Problem details:
Please print the records, starting with the line that contains "Extract all elements" and going on through the line that contains "table-cell: 6-12M <box>146 202 245 267</box>", word for word.

Listed entries:
__________________________________________________
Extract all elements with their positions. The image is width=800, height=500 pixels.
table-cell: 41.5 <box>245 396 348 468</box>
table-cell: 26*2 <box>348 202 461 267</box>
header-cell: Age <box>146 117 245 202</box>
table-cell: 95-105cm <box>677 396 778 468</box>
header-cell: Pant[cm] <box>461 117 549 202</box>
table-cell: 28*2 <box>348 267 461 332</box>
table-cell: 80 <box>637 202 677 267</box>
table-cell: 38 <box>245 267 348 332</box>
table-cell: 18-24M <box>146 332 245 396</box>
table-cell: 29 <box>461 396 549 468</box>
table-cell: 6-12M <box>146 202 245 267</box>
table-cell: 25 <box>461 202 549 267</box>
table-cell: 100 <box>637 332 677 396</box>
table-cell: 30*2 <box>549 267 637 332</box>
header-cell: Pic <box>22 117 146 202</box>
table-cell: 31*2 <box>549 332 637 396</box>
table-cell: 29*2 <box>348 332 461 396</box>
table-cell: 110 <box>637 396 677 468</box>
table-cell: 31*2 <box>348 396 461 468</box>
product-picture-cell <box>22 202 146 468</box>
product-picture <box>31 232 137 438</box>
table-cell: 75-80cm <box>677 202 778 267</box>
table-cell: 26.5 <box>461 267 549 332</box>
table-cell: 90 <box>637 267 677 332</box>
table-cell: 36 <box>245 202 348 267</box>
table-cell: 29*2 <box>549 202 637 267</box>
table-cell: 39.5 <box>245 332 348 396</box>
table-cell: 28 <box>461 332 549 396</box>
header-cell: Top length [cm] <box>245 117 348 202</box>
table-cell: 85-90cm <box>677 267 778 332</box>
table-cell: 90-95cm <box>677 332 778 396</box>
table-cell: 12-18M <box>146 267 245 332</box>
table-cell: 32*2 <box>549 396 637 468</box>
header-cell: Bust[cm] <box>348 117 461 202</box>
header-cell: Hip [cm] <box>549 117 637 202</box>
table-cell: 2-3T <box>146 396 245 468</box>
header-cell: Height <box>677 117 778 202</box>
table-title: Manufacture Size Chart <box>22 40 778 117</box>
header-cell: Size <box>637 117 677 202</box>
__________________________________________________
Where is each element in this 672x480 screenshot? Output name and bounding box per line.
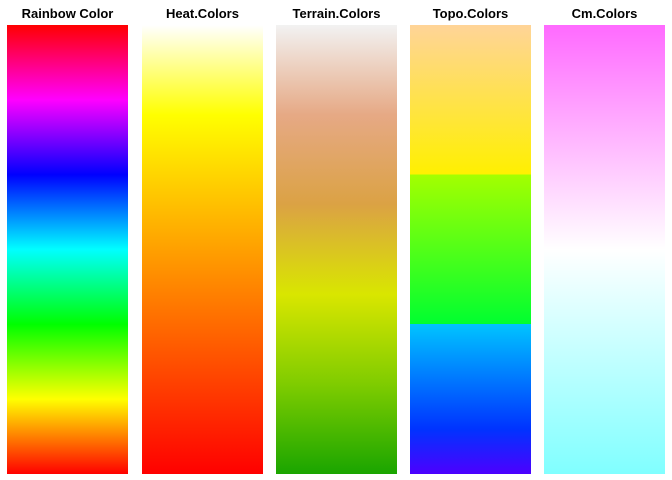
__________________________________________________
Response to this exercise:
Extract all elements with their positions. The image is width=800, height=500 pixels.
table-cell: 41.5 <box>245 396 348 468</box>
table-cell: 26*2 <box>348 202 461 267</box>
header-cell: Age <box>146 117 245 202</box>
table-cell: 95-105cm <box>677 396 778 468</box>
header-cell: Pant[cm] <box>461 117 549 202</box>
table-cell: 28*2 <box>348 267 461 332</box>
table-cell: 80 <box>637 202 677 267</box>
table-cell: 38 <box>245 267 348 332</box>
table-cell: 18-24M <box>146 332 245 396</box>
table-cell: 29 <box>461 396 549 468</box>
table-cell: 6-12M <box>146 202 245 267</box>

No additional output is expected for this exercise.